In the material below, identify each line bearing the word "Plan". Reproduce those lines.

[Available data]
——————

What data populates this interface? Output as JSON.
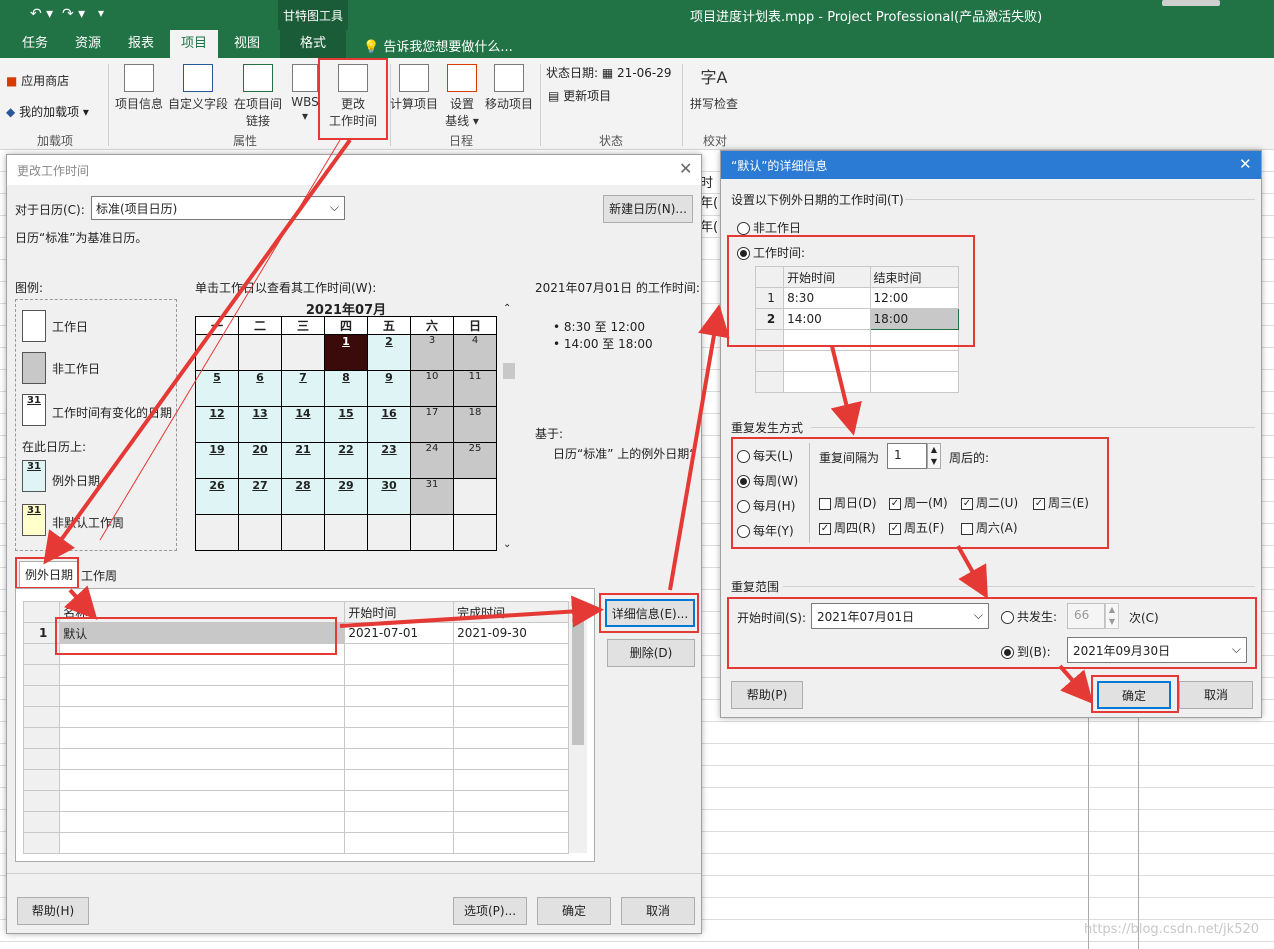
{
  "title_bar": {
    "text": "项目进度计划表.mpp - Project Professional(产品激活失败)",
    "contextual": "甘特图工具"
  },
  "tabs": [
    "任务",
    "资源",
    "报表",
    "项目",
    "视图",
    "格式"
  ],
  "tell_me": "告诉我您想要做什么...",
  "ribbon": {
    "addins": {
      "store": "应用商店",
      "my_addins": "我的加载项",
      "group": "加载项"
    },
    "props": {
      "info": "项目信息",
      "custom": "自定义字段",
      "link_l1": "在项目间",
      "link_l2": "链接",
      "wbs": "WBS",
      "change_l1": "更改",
      "change_l2": "工作时间",
      "group": "属性"
    },
    "schedule": {
      "calc": "计算项目",
      "baseline_l1": "设置",
      "baseline_l2": "基线",
      "move": "移动项目",
      "group": "日程"
    },
    "status": {
      "date_label": "状态日期:",
      "date_value": "21-06-29",
      "update": "更新项目",
      "group": "状态"
    },
    "proof": {
      "spell": "拼写检查",
      "group": "校对"
    }
  },
  "cwt": {
    "title": "更改工作时间",
    "for_cal_label": "对于日历(C):",
    "for_cal_value": "标准(项目日历)",
    "new_cal": "新建日历(N)...",
    "base_note": "日历“标准”为基准日历。",
    "legend_title": "图例:",
    "legend": [
      "工作日",
      "非工作日",
      "工作时间有变化的日期",
      "例外日期",
      "非默认工作周"
    ],
    "on_this_cal": "在此日历上:",
    "click_note": "单击工作日以查看其工作时间(W):",
    "month": "2021年07月",
    "weekdays": [
      "一",
      "二",
      "三",
      "四",
      "五",
      "六",
      "日"
    ],
    "work_title": "2021年07月01日 的工作时间:",
    "work_times": [
      "• 8:30 至 12:00",
      "• 14:00 至 18:00"
    ],
    "based_on": "基于:",
    "based_text": "日历“标准” 上的例外日期“",
    "tab_exceptions": "例外日期",
    "tab_workweek": "工作周",
    "cols": [
      "名称",
      "开始时间",
      "完成时间"
    ],
    "rows": [
      {
        "num": "1",
        "name": "默认",
        "start": "2021-07-01",
        "end": "2021-09-30"
      }
    ],
    "details_btn": "详细信息(E)...",
    "delete_btn": "删除(D)",
    "help_btn": "帮助(H)",
    "options_btn": "选项(P)...",
    "ok_btn": "确定",
    "cancel_btn": "取消"
  },
  "det": {
    "title": "“默认”的详细信息",
    "set_label": "设置以下例外日期的工作时间(T)",
    "nonwork": "非工作日",
    "worktime": "工作时间:",
    "cols": [
      "开始时间",
      "结束时间"
    ],
    "rows": [
      {
        "n": "1",
        "s": "8:30",
        "e": "12:00"
      },
      {
        "n": "2",
        "s": "14:00",
        "e": "18:00"
      }
    ],
    "recur_title": "重复发生方式",
    "freq": [
      "每天(L)",
      "每周(W)",
      "每月(H)",
      "每年(Y)"
    ],
    "every_label": "重复间隔为",
    "every_value": "1",
    "weeks_on": "周后的:",
    "days": [
      {
        "l": "周日(D)",
        "c": false
      },
      {
        "l": "周一(M)",
        "c": true
      },
      {
        "l": "周二(U)",
        "c": true
      },
      {
        "l": "周三(E)",
        "c": true
      },
      {
        "l": "周四(R)",
        "c": true
      },
      {
        "l": "周五(F)",
        "c": true
      },
      {
        "l": "周六(A)",
        "c": false
      }
    ],
    "range_title": "重复范围",
    "start_label": "开始时间(S):",
    "start_value": "2021年07月01日",
    "occur_label": "共发生:",
    "occur_value": "66",
    "times": "次(C)",
    "to_label": "到(B):",
    "to_value": "2021年09月30日",
    "help_btn": "帮助(P)",
    "ok_btn": "确定",
    "cancel_btn": "取消"
  },
  "bg": {
    "peek1": "时",
    "peek2": "年(",
    "peek3": "年("
  },
  "watermark": "https://blog.csdn.net/jk520"
}
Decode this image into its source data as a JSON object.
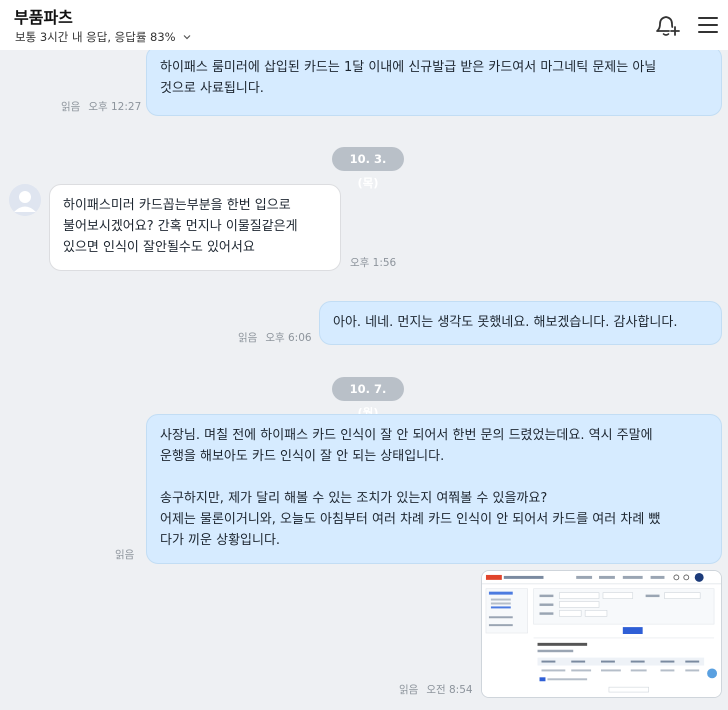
{
  "header": {
    "title": "부품파츠",
    "subtitle": "보통 3시간 내 응답, 응답률 83%"
  },
  "messages": {
    "m1": {
      "text": "하이패스 룸미러에 삽입된 카드는 1달 이내에 신규발급 받은 카드여서 마그네틱 문제는 아닐\n것으로 사료됩니다.",
      "read": "읽음",
      "time": "오후 12:27"
    },
    "date1": "10. 3.(목)",
    "m2": {
      "text": "하이패스미러 카드꼽는부분을 한번 입으로\n불어보시겠어요? 간혹 먼지나 이물질같은게\n있으면 인식이 잘안될수도 있어서요",
      "time": "오후 1:56"
    },
    "m3": {
      "text": "아아. 네네. 먼지는 생각도 못했네요. 해보겠습니다. 감사합니다.",
      "read": "읽음",
      "time": "오후 6:06"
    },
    "date2": "10. 7.(월)",
    "m4": {
      "text": "사장님. 며칠 전에 하이패스 카드 인식이 잘 안 되어서 한번 문의 드렸었는데요. 역시 주말에\n운행을 해보아도 카드 인식이 잘 안 되는 상태입니다.\n\n송구하지만, 제가 달리 해볼 수 있는 조치가 있는지 여쭤볼 수 있을까요?\n어제는 물론이거니와, 오늘도 아침부터 여러 차례 카드 인식이 안 되어서 카드를 여러 차례 뺐\n다가 끼운 상황입니다.",
      "read": "읽음"
    },
    "m5": {
      "read": "읽음",
      "time": "오전 8:54"
    }
  },
  "colors": {
    "outgoing_bubble": "#d6ebff",
    "incoming_bubble": "#ffffff",
    "background": "#eef0f3",
    "date_pill": "#b9c0c8"
  },
  "icons": {
    "notify": "bell-plus-icon",
    "menu": "hamburger-menu-icon"
  }
}
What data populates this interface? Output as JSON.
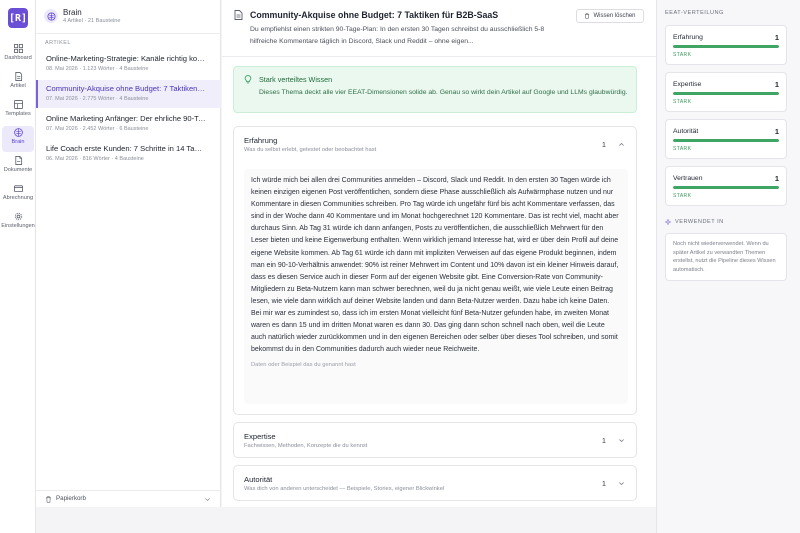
{
  "nav": {
    "logo": "[R]",
    "items": [
      {
        "label": "Dashboard",
        "icon": "grid-icon"
      },
      {
        "label": "Artikel",
        "icon": "file-icon"
      },
      {
        "label": "Templates",
        "icon": "template-icon"
      },
      {
        "label": "Brain",
        "icon": "brain-icon",
        "active": true
      },
      {
        "label": "Dokumente",
        "icon": "document-icon"
      },
      {
        "label": "Abrechnung",
        "icon": "card-icon"
      },
      {
        "label": "Einstellungen",
        "icon": "gear-icon"
      }
    ]
  },
  "brain": {
    "title": "Brain",
    "subtitle": "4 Artikel · 21 Bausteine"
  },
  "list": {
    "section_label": "ARTIKEL",
    "articles": [
      {
        "title": "Online-Marketing-Strategie: Kanäle richtig kombinieren",
        "meta": "08. Mai 2026 · 1.123 Wörter · 4 Bausteine"
      },
      {
        "title": "Community-Akquise ohne Budget: 7 Taktiken für B2B-SaaS",
        "meta": "07. Mai 2026 · 2.775 Wörter · 4 Bausteine",
        "active": true
      },
      {
        "title": "Online Marketing Anfänger: Der ehrliche 90-Tage-Plan",
        "meta": "07. Mai 2026 · 2.452 Wörter · 6 Bausteine"
      },
      {
        "title": "Life Coach erste Kunden: 7 Schritte in 14 Tagen",
        "meta": "06. Mai 2026 · 816 Wörter · 4 Bausteine"
      }
    ],
    "trash_label": "Papierkorb"
  },
  "main": {
    "title": "Community-Akquise ohne Budget: 7 Taktiken für B2B-SaaS",
    "description": "Du empfiehlst einen strikten 90-Tage-Plan: In den ersten 30 Tagen schreibst du ausschließlich 5-8 hilfreiche Kommentare täglich in Discord, Slack und Reddit – ohne eigen...",
    "clear_label": "Wissen löschen",
    "notice": {
      "title": "Stark verteiltes Wissen",
      "text": "Dieses Thema deckt alle vier EEAT-Dimensionen solide ab. Genau so wirkt dein Artikel auf Google und LLMs glaubwürdig."
    },
    "cards": [
      {
        "title": "Erfahrung",
        "subtitle": "Was du selbst erlebt, getestet oder beobachtet hast",
        "count": "1",
        "expanded": true,
        "body": "Ich würde mich bei allen drei Communities anmelden – Discord, Slack und Reddit. In den ersten 30 Tagen würde ich keinen einzigen eigenen Post veröffentlichen, sondern diese Phase ausschließlich als Aufwärmphase nutzen und nur Kommentare in diesen Communities schreiben. Pro Tag würde ich ungefähr fünf bis acht Kommentare verfassen, das sind in der Woche dann 40 Kommentare und im Monat hochgerechnet 120 Kommentare. Das ist recht viel, macht aber durchaus Sinn. Ab Tag 31 würde ich dann anfangen, Posts zu veröffentlichen, die ausschließlich Mehrwert für den Leser bieten und keine Eigenwerbung enthalten. Wenn wirklich jemand Interesse hat, wird er über dein Profil auf deine eigene Website kommen. Ab Tag 61 würde ich dann mit impliziten Verweisen auf das eigene Produkt beginnen, indem man ein 90-10-Verhältnis anwendet: 90% ist reiner Mehrwert im Content und 10% davon ist ein kleiner Hinweis darauf, dass es diesen Service auch in dieser Form auf der eigenen Website gibt. Eine Conversion-Rate von Community-Mitgliedern zu Beta-Nutzern kann man schwer berechnen, weil du ja nicht genau weißt, wie viele Leute einen Beitrag lesen, wie viele dann wirklich auf deiner Website landen und dann Beta-Nutzer werden. Dazu habe ich keine Daten. Bei mir war es zumindest so, dass ich im ersten Monat vielleicht fünf Beta-Nutzer gefunden habe, im zweiten Monat waren es dann 15 und im dritten Monat waren es dann 30. Das ging dann schon schnell nach oben, weil die Leute auch natürlich wieder zurückkommen und in den eigenen Bereichen oder selber über dieses Tool schreiben, und somit bekommst du in den Communities dadurch auch wieder neue Reichweite.",
        "hint": "Daten oder Beispiel das du genannt hast"
      },
      {
        "title": "Expertise",
        "subtitle": "Fachwissen, Methoden, Konzepte die du kennst",
        "count": "1",
        "expanded": false
      },
      {
        "title": "Autorität",
        "subtitle": "Was dich von anderen unterscheidet — Beispiele, Stories, eigener Blickwinkel",
        "count": "1",
        "expanded": false
      }
    ]
  },
  "eeat": {
    "label": "EEAT-VERTEILUNG",
    "metrics": [
      {
        "name": "Erfahrung",
        "value": "1",
        "status": "STARK",
        "fill": 1.0
      },
      {
        "name": "Expertise",
        "value": "1",
        "status": "STARK",
        "fill": 1.0
      },
      {
        "name": "Autorität",
        "value": "1",
        "status": "STARK",
        "fill": 1.0
      },
      {
        "name": "Vertrauen",
        "value": "1",
        "status": "STARK",
        "fill": 1.0
      }
    ],
    "used_label": "VERWENDET IN",
    "used_text": "Noch nicht wiederverwendet. Wenn du später Artikel zu verwandten Themen erstellst, nutzt die Pipeline dieses Wissen automatisch."
  },
  "colors": {
    "accent": "#6a4ed6",
    "success": "#3fa464",
    "notice_bg": "#ebf8ef"
  }
}
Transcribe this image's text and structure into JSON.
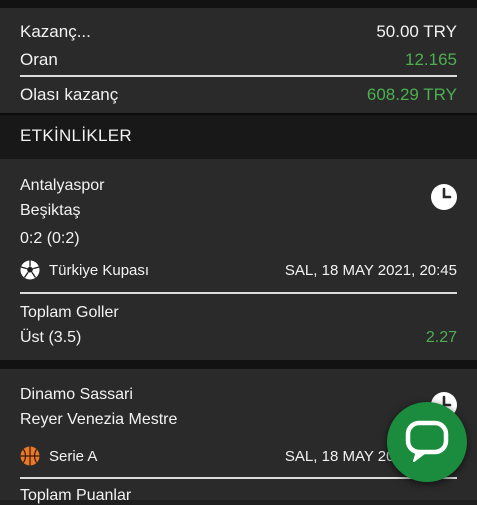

——————

[Full output]
        "title": "Online Marketing Anfänger: Der ehrliche 90-Tage-Plan",
    "description": "Du empfiehlst einen strikten 90-Tage-Plan: In den ersten 30 Tagen schreibst du ausschließlich 5-8 hilfreiche Kommentare täglich in Discord, Slack und Reddit – ohne eigen...",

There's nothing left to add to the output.